Exercise details -
Please update the records below by changing every "y-tick-diagonal" to "y-tick-slant" and keeping everything else the same. Omit the pictures from your answer.

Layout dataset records
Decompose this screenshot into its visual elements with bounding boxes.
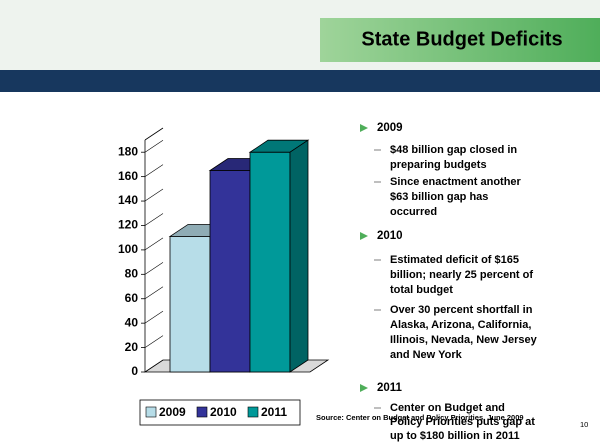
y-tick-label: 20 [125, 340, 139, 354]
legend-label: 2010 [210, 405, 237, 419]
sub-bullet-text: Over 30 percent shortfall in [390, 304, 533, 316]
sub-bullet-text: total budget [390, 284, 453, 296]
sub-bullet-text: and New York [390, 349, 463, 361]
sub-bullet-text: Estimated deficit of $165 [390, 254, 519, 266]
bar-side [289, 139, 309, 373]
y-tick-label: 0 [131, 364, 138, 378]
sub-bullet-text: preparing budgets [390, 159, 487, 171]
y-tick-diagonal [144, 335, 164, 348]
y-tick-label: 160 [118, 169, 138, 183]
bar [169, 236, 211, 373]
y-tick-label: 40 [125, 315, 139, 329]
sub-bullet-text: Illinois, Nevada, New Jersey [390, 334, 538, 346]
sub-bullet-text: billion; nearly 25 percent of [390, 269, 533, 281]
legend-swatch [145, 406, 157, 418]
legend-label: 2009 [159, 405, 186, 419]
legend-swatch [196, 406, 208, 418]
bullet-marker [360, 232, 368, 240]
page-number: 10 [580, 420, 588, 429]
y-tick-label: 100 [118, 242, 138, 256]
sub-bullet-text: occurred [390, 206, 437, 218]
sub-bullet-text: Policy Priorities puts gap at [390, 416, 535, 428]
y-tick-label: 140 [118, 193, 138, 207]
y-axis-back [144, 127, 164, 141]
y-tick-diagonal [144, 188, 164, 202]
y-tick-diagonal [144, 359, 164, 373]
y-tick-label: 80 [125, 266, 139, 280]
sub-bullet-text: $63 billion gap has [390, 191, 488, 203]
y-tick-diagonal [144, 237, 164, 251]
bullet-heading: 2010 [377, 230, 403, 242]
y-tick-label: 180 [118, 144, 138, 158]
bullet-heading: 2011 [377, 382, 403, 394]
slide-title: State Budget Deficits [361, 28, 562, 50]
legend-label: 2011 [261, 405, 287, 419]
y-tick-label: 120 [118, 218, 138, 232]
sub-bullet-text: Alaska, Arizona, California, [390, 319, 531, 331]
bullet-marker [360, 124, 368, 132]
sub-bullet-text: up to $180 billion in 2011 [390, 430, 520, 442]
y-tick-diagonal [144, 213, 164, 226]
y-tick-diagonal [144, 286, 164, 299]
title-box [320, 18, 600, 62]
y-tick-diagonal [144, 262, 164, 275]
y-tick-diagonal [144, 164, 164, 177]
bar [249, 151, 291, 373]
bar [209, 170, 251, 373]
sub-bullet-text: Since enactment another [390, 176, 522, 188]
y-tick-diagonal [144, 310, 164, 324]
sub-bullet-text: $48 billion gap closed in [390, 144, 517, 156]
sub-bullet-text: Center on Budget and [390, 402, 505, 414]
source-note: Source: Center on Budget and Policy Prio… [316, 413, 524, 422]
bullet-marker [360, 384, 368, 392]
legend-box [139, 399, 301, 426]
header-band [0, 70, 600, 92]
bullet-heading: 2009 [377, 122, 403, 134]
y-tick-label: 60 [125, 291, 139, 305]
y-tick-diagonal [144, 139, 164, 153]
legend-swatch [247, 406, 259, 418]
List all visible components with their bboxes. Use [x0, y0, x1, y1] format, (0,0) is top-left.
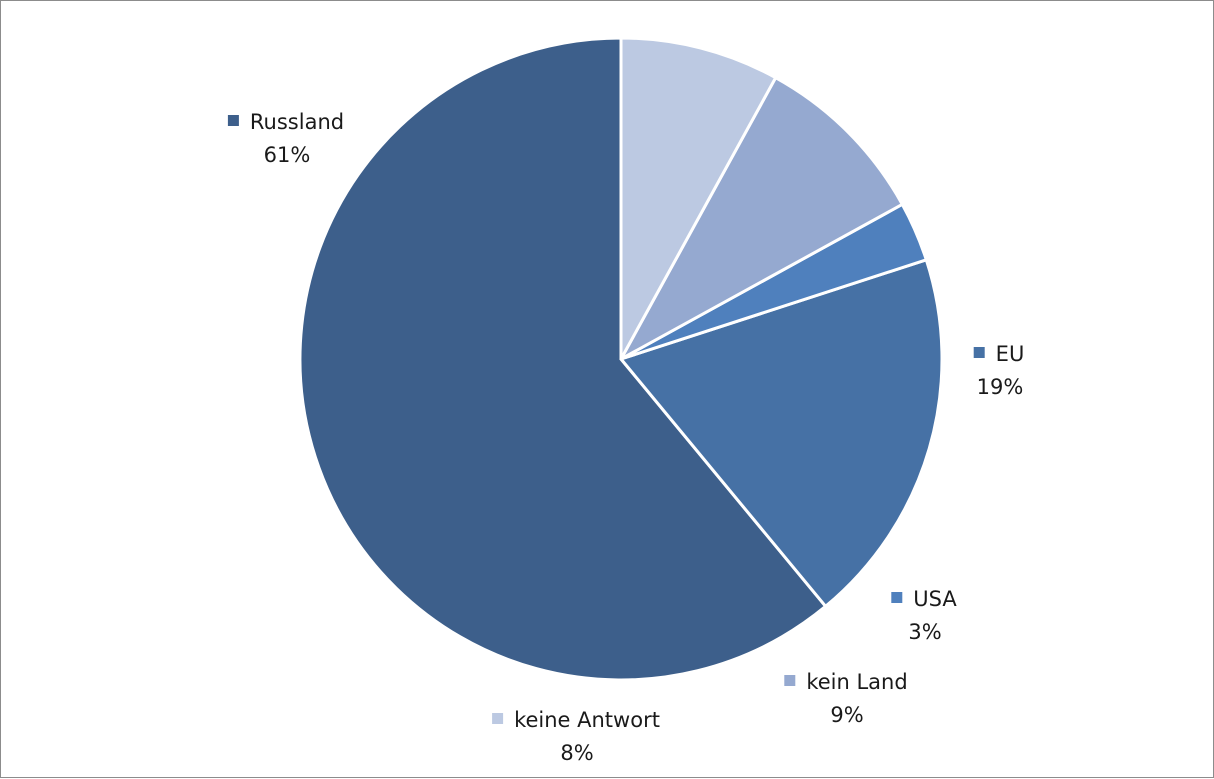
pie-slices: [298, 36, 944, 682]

Answer for this exercise -
Decompose this screenshot into its visual elements with bounding boxes.
y-tick-label: 20 [125, 340, 139, 354]
legend-label: 2010 [210, 405, 237, 419]
sub-bullet-text: Over 30 percent shortfall in [390, 304, 533, 316]
sub-bullet-text: total budget [390, 284, 453, 296]
sub-bullet-text: and New York [390, 349, 463, 361]
sub-bullet-text: Estimated deficit of $165 [390, 254, 519, 266]
bar-side [289, 139, 309, 373]
y-tick-label: 0 [131, 364, 138, 378]
sub-bullet-text: preparing budgets [390, 159, 487, 171]
y-tick-slant [144, 335, 164, 348]
y-tick-label: 160 [118, 169, 138, 183]
bar [169, 236, 211, 373]
y-tick-label: 40 [125, 315, 139, 329]
sub-bullet-text: Illinois, Nevada, New Jersey [390, 334, 538, 346]
sub-bullet-text: billion; nearly 25 percent of [390, 269, 533, 281]
legend-swatch [145, 406, 157, 418]
legend-label: 2009 [159, 405, 186, 419]
legend-swatch [196, 406, 208, 418]
bullet-marker [360, 232, 368, 240]
page-number: 10 [580, 420, 588, 429]
y-tick-label: 100 [118, 242, 138, 256]
sub-bullet-text: occurred [390, 206, 437, 218]
sub-bullet-text: Policy Priorities puts gap at [390, 416, 535, 428]
y-tick-label: 140 [118, 193, 138, 207]
y-axis-back [144, 127, 164, 141]
y-tick-slant [144, 188, 164, 202]
y-tick-slant [144, 359, 164, 373]
y-tick-label: 80 [125, 266, 139, 280]
sub-bullet-text: $63 billion gap has [390, 191, 488, 203]
y-tick-slant [144, 237, 164, 251]
bullet-heading: 2010 [377, 230, 403, 242]
y-tick-label: 180 [118, 144, 138, 158]
bullet-heading: 2011 [377, 382, 403, 394]
slide-title: State Budget Deficits [361, 28, 562, 50]
legend-label: 2011 [261, 405, 287, 419]
y-tick-label: 120 [118, 218, 138, 232]
sub-bullet-text: Alaska, Arizona, California, [390, 319, 531, 331]
bullet-marker [360, 124, 368, 132]
sub-bullet-text: up to $180 billion in 2011 [390, 430, 520, 442]
y-tick-slant [144, 213, 164, 226]
y-tick-slant [144, 286, 164, 299]
title-box [320, 18, 600, 62]
y-tick-slant [144, 262, 164, 275]
y-tick-slant [144, 164, 164, 177]
bar [249, 151, 291, 373]
bar [209, 170, 251, 373]
sub-bullet-text: Since enactment another [390, 176, 522, 188]
y-tick-slant [144, 310, 164, 324]
sub-bullet-text: $48 billion gap closed in [390, 144, 517, 156]
sub-bullet-text: Center on Budget and [390, 402, 505, 414]
source-note: Source: Center on Budget and Policy Prio… [316, 413, 524, 422]
bullet-marker [360, 384, 368, 392]
legend-box [139, 399, 301, 426]
header-band [0, 70, 600, 92]
bullet-heading: 2009 [377, 122, 403, 134]
y-tick-label: 60 [125, 291, 139, 305]
y-tick-slant [144, 139, 164, 153]
legend-swatch [247, 406, 259, 418]
List all visible components with their bboxes. Use [x0, y0, x1, y1] format, (0,0) is top-left.
pie-slices: [298, 36, 944, 682]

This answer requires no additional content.